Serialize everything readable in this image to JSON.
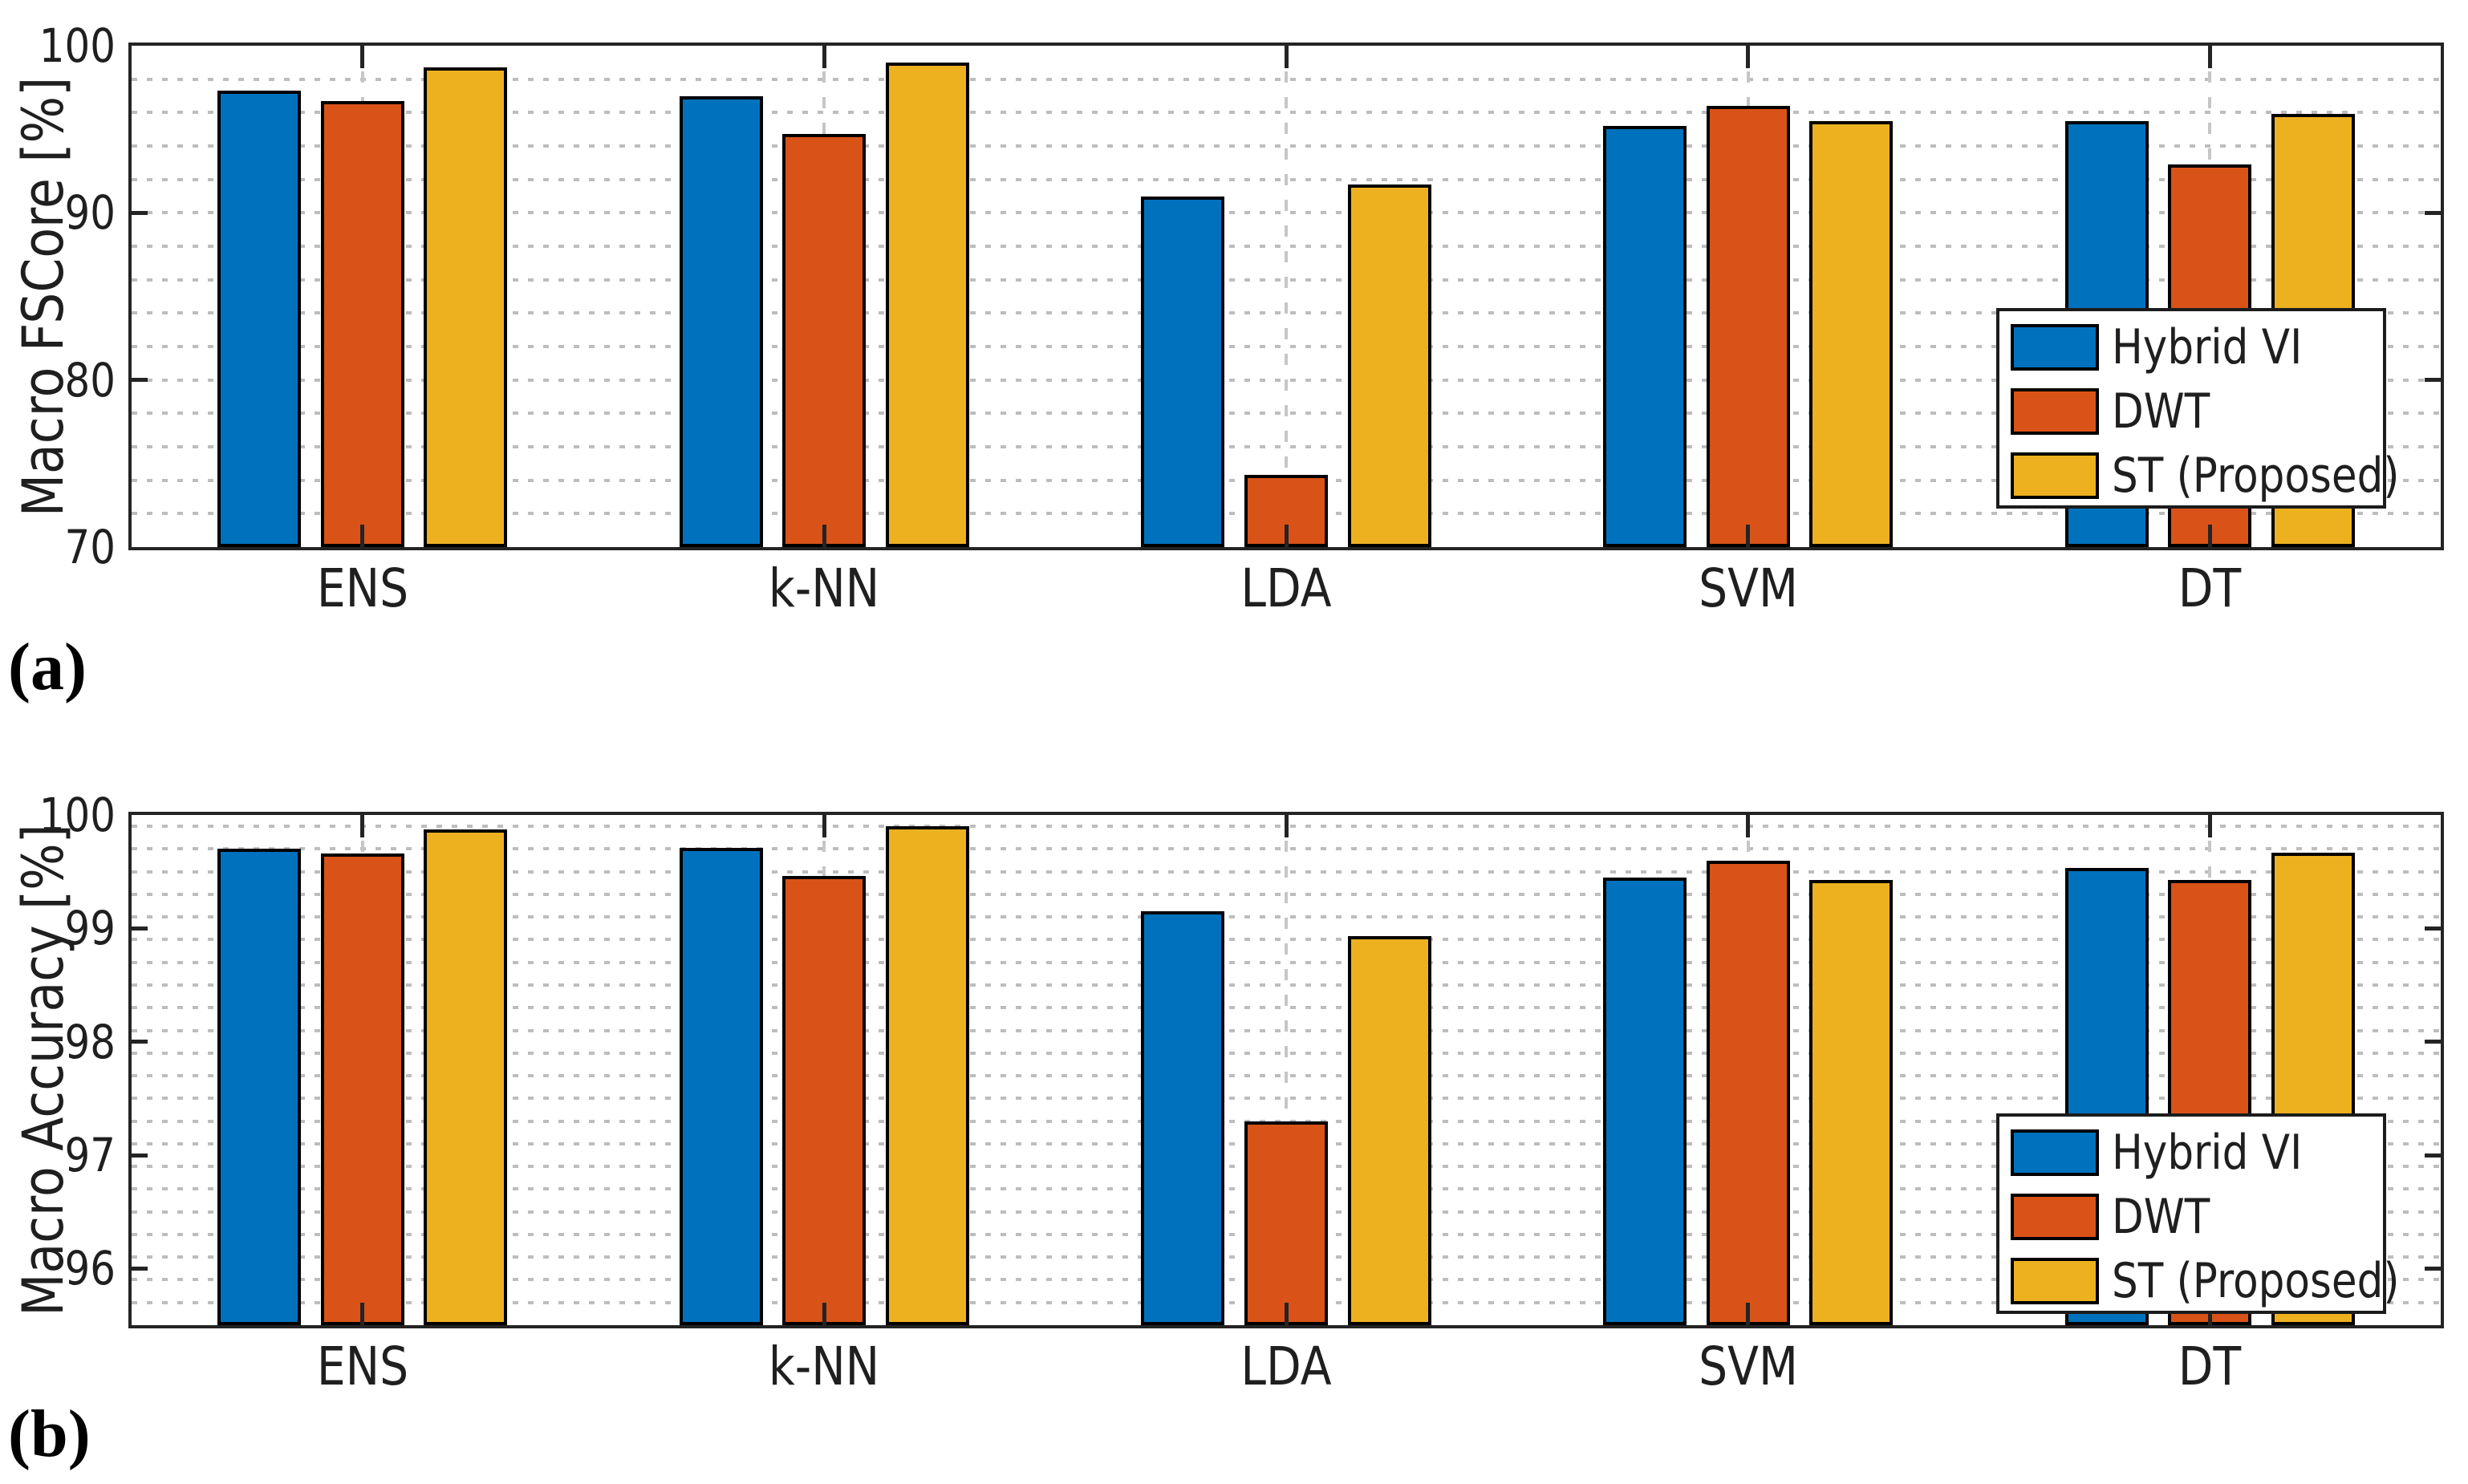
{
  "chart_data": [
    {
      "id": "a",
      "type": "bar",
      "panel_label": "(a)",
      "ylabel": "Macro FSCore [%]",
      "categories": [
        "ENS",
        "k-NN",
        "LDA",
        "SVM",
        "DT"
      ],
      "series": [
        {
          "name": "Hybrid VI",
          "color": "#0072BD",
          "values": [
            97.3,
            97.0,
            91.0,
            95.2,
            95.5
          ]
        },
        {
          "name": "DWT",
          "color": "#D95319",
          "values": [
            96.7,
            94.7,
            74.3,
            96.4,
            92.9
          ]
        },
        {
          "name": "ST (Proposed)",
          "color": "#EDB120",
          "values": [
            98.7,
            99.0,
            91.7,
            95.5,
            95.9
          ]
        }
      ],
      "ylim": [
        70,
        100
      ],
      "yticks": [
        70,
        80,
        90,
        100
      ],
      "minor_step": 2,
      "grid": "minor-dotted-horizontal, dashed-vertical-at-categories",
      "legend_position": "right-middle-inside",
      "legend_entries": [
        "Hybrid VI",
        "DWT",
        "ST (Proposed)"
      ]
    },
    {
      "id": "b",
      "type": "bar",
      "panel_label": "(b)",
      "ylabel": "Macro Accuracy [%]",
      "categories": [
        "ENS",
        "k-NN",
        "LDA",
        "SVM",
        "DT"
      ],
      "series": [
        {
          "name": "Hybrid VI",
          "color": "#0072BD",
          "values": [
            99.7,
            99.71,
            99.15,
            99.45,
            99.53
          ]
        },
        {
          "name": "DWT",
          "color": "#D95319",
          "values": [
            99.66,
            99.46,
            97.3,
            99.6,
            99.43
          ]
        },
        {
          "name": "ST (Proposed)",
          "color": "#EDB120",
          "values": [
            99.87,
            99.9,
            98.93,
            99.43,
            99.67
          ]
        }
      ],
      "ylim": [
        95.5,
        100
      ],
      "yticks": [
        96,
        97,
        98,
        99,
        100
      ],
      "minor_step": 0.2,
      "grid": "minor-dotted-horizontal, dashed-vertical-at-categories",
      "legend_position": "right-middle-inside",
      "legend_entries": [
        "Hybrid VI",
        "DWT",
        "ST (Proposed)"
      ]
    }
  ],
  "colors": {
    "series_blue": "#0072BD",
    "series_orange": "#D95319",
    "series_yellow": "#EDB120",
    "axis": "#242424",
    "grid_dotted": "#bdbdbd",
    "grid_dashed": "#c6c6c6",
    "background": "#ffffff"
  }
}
★ ★ ★ ★ ★
▸ **Problem statement**: Drop the images and quote the entries word for word.

▸ **Result for this task**:
Serialize everything readable in this image to JSON.
{
  "chart_data": [
    {
      "id": "a",
      "type": "bar",
      "panel_label": "(a)",
      "ylabel": "Macro FSCore [%]",
      "categories": [
        "ENS",
        "k-NN",
        "LDA",
        "SVM",
        "DT"
      ],
      "series": [
        {
          "name": "Hybrid VI",
          "color": "#0072BD",
          "values": [
            97.3,
            97.0,
            91.0,
            95.2,
            95.5
          ]
        },
        {
          "name": "DWT",
          "color": "#D95319",
          "values": [
            96.7,
            94.7,
            74.3,
            96.4,
            92.9
          ]
        },
        {
          "name": "ST (Proposed)",
          "color": "#EDB120",
          "values": [
            98.7,
            99.0,
            91.7,
            95.5,
            95.9
          ]
        }
      ],
      "ylim": [
        70,
        100
      ],
      "yticks": [
        70,
        80,
        90,
        100
      ],
      "minor_step": 2,
      "grid": "minor-dotted-horizontal, dashed-vertical-at-categories",
      "legend_position": "right-middle-inside",
      "legend_entries": [
        "Hybrid VI",
        "DWT",
        "ST (Proposed)"
      ]
    },
    {
      "id": "b",
      "type": "bar",
      "panel_label": "(b)",
      "ylabel": "Macro Accuracy [%]",
      "categories": [
        "ENS",
        "k-NN",
        "LDA",
        "SVM",
        "DT"
      ],
      "series": [
        {
          "name": "Hybrid VI",
          "color": "#0072BD",
          "values": [
            99.7,
            99.71,
            99.15,
            99.45,
            99.53
          ]
        },
        {
          "name": "DWT",
          "color": "#D95319",
          "values": [
            99.66,
            99.46,
            97.3,
            99.6,
            99.43
          ]
        },
        {
          "name": "ST (Proposed)",
          "color": "#EDB120",
          "values": [
            99.87,
            99.9,
            98.93,
            99.43,
            99.67
          ]
        }
      ],
      "ylim": [
        95.5,
        100
      ],
      "yticks": [
        96,
        97,
        98,
        99,
        100
      ],
      "minor_step": 0.2,
      "grid": "minor-dotted-horizontal, dashed-vertical-at-categories",
      "legend_position": "right-middle-inside",
      "legend_entries": [
        "Hybrid VI",
        "DWT",
        "ST (Proposed)"
      ]
    }
  ],
  "colors": {
    "series_blue": "#0072BD",
    "series_orange": "#D95319",
    "series_yellow": "#EDB120",
    "axis": "#242424",
    "grid_dotted": "#bdbdbd",
    "grid_dashed": "#c6c6c6",
    "background": "#ffffff"
  }
}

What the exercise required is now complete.